= Zu bearbeitende Aufgaben =
#1 Welchem Gericht werden laut der OGH-Entscheidung die Akten zur Entscheidung über die Berufungen zugeleitet?
#2 Gib aus der Auflistung die Zeilen unverändert aus, beginnend mit der Zeile, die „Patent image size: (828, 421).“ enthält, bis einschließlich der Zeile, die „The amplifier 23 is at (472, 126).“ enthält.

= Ausgewählter Auszug =
○ ○ ○
JudikaturJustiz15Os127/17s

15Os127/17s – OGH Entscheidung

Entscheidung
22. November 2017

Kopf

Der Oberste Gerichtshof hat am 22. November 2017 durch den Senatspräsidenten des Obersten Gerichtshofs Prof. Dr. Danek als Vorsitzenden sowie den Hofrat des Obersten Gerichtshofs Mag. Lendl und die Hofrätinnen des Obersten Gerichtshofs Dr. Michel Kwapinski, Mag. Fürnkranz und Dr. Mann in Gegenwart des Rechtshörers Biley als Schriftführer in der Strafsache gegen Konstantinos P***** und eine weitere Angeklagte wegen des Verbrechens des Mordes nach § 75 StGB über die Nichtigkeitsbeschwerden und die Berufungen der Angeklagten Konstantinos P***** und Alexandra M***** sowie über die Berufung des Privatbeteiligten Emmanouil C***** gegen das Urteil des Landesgerichts Innsbruck als Geschworenengericht vom 12. Juli 2017, GZ 29 Hv 57/17h 176, nach Anhörung der Generalprokuratur in nichtöffentlicher Sitzung den

Beschluss

gefasst:

Spruch

Die Nichtigkeitsbeschwerden werden zurückgewiesen.

Zur Entscheidung über die Berufungen werden die Akten dem Oberlandesgericht Innsbruck zugeleitet.

Den Angeklagten P***** und M***** fallen auch die Kosten des bisherigen Rechtsmittelverfahrens zur Last.

Text

Gründe:

Mit dem angefochtenen, auf dem Wahrspruch der Geschworenen beruhenden Urteil wurden Konstantinos P***** (zu A./) und Alexandra M***** (zu B./) jeweils des Verbrechens des Mordes nach § 75 StGB, letztere als Beteiligte nach § 12 dritter Fall StGB, schuldig erkannt.
○ ○ ○
= Einträge =
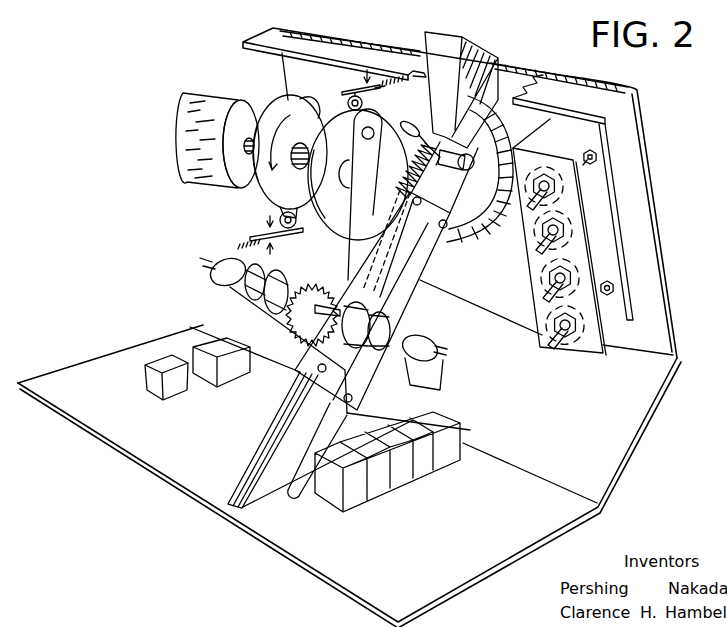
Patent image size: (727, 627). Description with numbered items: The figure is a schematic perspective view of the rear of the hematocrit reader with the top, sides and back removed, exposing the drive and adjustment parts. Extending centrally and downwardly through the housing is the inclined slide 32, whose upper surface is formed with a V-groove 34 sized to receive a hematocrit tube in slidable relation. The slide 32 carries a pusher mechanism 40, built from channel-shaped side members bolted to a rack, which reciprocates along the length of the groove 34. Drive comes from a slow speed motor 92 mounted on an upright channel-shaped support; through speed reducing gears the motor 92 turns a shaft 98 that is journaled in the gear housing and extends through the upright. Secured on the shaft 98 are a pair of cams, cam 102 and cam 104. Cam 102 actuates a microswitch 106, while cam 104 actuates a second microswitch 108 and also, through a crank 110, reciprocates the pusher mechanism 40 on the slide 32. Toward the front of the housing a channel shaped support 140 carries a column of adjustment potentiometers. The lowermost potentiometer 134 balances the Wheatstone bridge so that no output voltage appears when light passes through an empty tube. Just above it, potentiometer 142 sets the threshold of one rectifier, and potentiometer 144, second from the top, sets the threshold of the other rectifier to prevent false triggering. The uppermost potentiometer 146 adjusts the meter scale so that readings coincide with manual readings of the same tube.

The inclined slide 32 is at (276, 487).
The V-groove 34 is at (260, 460).
The pusher mechanism 40 is at (422, 264).
The slow speed motor 92 is at (190, 134).
The shaft 98 is at (301, 143).
The cam 102 is at (292, 98).
The cam 104 is at (373, 92).
The microswitch 106 is at (255, 240).
The second microswitch 108 is at (379, 88).
The crank 110 is at (362, 205).
The potentiometer 134 is at (580, 335).
The channel shaped support 140 is at (565, 107).
The potentiometer 142 is at (547, 275).
The potentiometer 144 is at (537, 230).
The potentiometer 146 is at (546, 186).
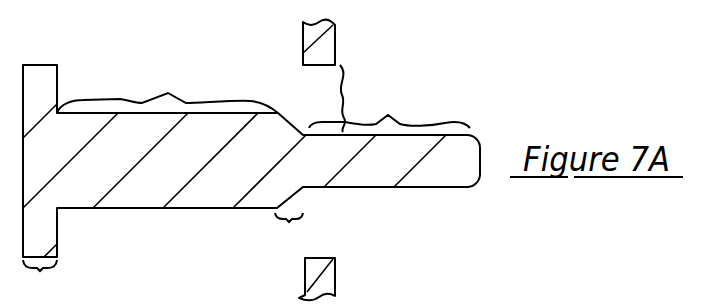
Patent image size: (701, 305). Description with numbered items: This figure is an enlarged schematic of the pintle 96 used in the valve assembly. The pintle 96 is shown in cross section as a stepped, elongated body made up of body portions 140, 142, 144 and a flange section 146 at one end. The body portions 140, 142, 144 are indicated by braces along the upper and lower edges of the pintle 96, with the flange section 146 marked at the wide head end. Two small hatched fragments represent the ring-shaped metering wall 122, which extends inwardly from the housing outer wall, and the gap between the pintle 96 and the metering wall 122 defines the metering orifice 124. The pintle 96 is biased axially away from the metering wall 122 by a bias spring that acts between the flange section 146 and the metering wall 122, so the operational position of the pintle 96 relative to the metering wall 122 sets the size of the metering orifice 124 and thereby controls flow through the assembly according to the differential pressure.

The pintle 96 is at (113, 170).
The metering wall 122 is at (322, 43).
The metering orifice 124 is at (345, 97).
The body portion 140 is at (389, 107).
The body portion 142 is at (289, 230).
The body portion 144 is at (167, 91).
The flange section 146 is at (39, 279).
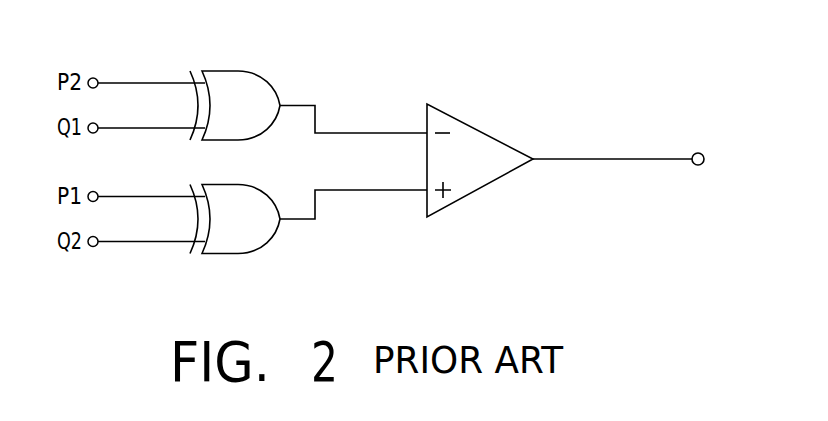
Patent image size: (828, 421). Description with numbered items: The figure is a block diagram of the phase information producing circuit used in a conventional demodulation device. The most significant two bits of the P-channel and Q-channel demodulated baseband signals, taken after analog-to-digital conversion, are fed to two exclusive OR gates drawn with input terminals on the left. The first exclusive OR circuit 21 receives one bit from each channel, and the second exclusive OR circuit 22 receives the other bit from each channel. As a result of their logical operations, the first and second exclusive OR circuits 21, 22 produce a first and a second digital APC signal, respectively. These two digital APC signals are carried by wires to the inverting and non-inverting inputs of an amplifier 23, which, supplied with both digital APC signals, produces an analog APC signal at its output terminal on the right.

The first exclusive OR circuit 21 is at (225, 71).
The second exclusive OR circuit 22 is at (220, 253).
The amplifier 23 is at (472, 126).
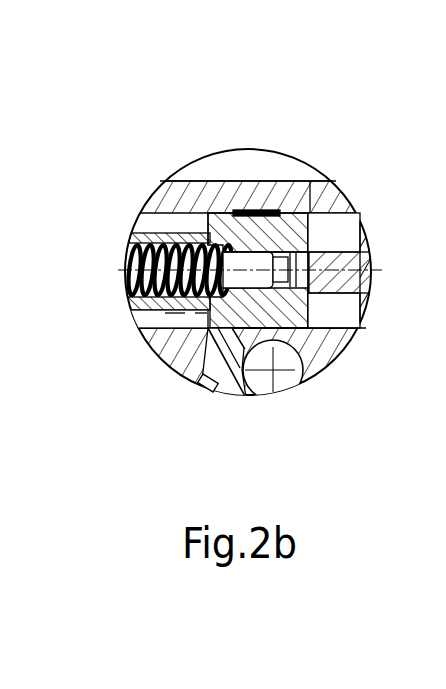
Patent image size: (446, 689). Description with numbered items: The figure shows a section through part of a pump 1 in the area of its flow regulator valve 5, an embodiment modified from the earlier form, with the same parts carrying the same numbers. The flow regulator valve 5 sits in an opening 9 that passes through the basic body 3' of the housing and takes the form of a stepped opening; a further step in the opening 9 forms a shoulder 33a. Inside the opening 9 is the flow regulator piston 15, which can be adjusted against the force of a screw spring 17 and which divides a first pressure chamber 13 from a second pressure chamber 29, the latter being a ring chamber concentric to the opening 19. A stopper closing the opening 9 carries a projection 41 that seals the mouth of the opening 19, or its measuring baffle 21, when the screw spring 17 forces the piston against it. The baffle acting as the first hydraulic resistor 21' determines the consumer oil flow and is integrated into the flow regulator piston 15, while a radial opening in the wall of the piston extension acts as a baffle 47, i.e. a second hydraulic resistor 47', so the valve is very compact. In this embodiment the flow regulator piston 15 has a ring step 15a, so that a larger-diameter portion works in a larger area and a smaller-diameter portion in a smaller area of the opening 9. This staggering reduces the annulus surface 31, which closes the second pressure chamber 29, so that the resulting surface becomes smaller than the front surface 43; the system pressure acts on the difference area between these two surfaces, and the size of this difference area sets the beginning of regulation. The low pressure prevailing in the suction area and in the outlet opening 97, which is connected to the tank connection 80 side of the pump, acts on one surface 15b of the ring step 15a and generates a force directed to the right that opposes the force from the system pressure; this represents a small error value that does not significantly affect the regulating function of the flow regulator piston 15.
○ ○ ○
= Lösungen =
#1 Dem Oberlandesgericht Innsbruck.

#2
Patent image size: (828, 421). Description with numbered items: The figure is a block diagram of the phase information producing circuit used in a conventional demodulation device. The most significant two bits of the P-channel and Q-channel demodulated baseband signals, taken after analog-to-digital conversion, are fed to two exclusive OR gates drawn with input terminals on the left. The first exclusive OR circuit 21 receives one bit from each channel, and the second exclusive OR circuit 22 receives the other bit from each channel. As a result of their logical operations, the first and second exclusive OR circuits 21, 22 produce a first and a second digital APC signal, respectively. These two digital APC signals are carried by wires to the inverting and non-inverting inputs of an amplifier 23, which, supplied with both digital APC signals, produces an analog APC signal at its output terminal on the right.

The first exclusive OR circuit 21 is at (225, 71).
The second exclusive OR circuit 22 is at (220, 253).
The amplifier 23 is at (472, 126).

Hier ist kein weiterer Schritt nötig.